Problem:
Repeat the material verbatim and drop the pictures.
====
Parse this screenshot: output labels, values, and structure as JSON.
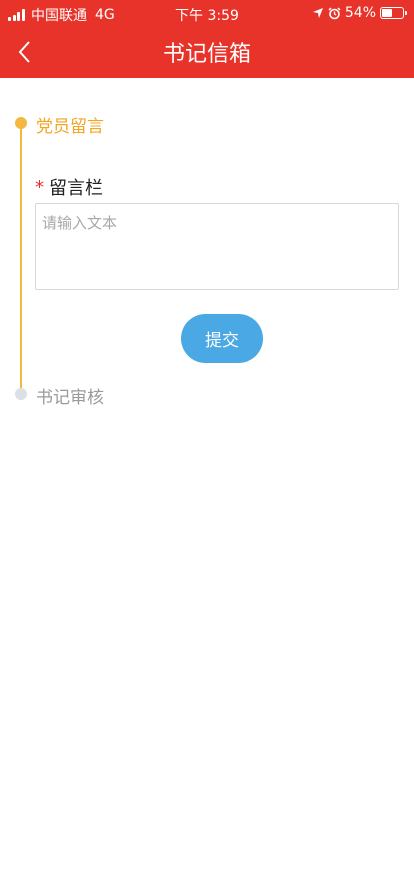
{
  "status_bar": {
    "carrier": "中国联通",
    "network": "4G",
    "time": "下午 3:59",
    "battery_percent": "54%",
    "battery_level": 0.54
  },
  "nav": {
    "title": "书记信箱",
    "back_icon": "chevron-left-icon"
  },
  "steps": [
    {
      "label": "党员留言",
      "state": "active",
      "color": "#f3a525"
    },
    {
      "label": "书记审核",
      "state": "inactive",
      "color": "#9a9a9a"
    }
  ],
  "form": {
    "required_mark": "*",
    "message_label": "留言栏",
    "message_placeholder": "请输入文本",
    "message_value": "",
    "submit_label": "提交"
  },
  "colors": {
    "header": "#e8332a",
    "accent": "#f3b83f",
    "button": "#4aa8e4"
  }
}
====
Right answer:
Parse this screenshot: output labels, values, and structure as JSON.
{
  "status_bar": {
    "carrier": "中国联通",
    "network": "4G",
    "time": "下午 3:59",
    "battery_percent": "54%",
    "battery_level": 0.54
  },
  "nav": {
    "title": "书记信箱",
    "back_icon": "chevron-left-icon"
  },
  "steps": [
    {
      "label": "党员留言",
      "state": "active",
      "color": "#f3a525"
    },
    {
      "label": "书记审核",
      "state": "inactive",
      "color": "#9a9a9a"
    }
  ],
  "form": {
    "required_mark": "*",
    "message_label": "留言栏",
    "message_placeholder": "请输入文本",
    "message_value": "",
    "submit_label": "提交"
  },
  "colors": {
    "header": "#e8332a",
    "accent": "#f3b83f",
    "button": "#4aa8e4"
  }
}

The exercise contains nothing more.